STATED PROBLEM: Show, in full, each line of the data that contains "label".

--- Begin RECORDS TO USE ---

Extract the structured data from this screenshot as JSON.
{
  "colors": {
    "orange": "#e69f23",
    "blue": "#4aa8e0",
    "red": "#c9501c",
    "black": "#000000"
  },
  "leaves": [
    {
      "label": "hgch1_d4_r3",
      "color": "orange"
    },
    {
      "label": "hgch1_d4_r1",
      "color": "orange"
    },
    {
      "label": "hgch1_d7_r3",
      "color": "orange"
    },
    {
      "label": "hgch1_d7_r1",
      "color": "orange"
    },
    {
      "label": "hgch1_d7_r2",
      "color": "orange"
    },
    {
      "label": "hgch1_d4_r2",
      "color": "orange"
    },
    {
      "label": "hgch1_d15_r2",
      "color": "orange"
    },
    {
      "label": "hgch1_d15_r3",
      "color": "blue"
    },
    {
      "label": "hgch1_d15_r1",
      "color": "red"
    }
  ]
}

--- End RECORDS TO USE ---

IN RESPONSE:
      "label": "hgch1_d4_r3",
      "label": "hgch1_d4_r1",
      "label": "hgch1_d7_r3",
      "label": "hgch1_d7_r1",
      "label": "hgch1_d7_r2",
      "label": "hgch1_d4_r2",
      "label": "hgch1_d15_r2",
      "label": "hgch1_d15_r3",
      "label": "hgch1_d15_r1",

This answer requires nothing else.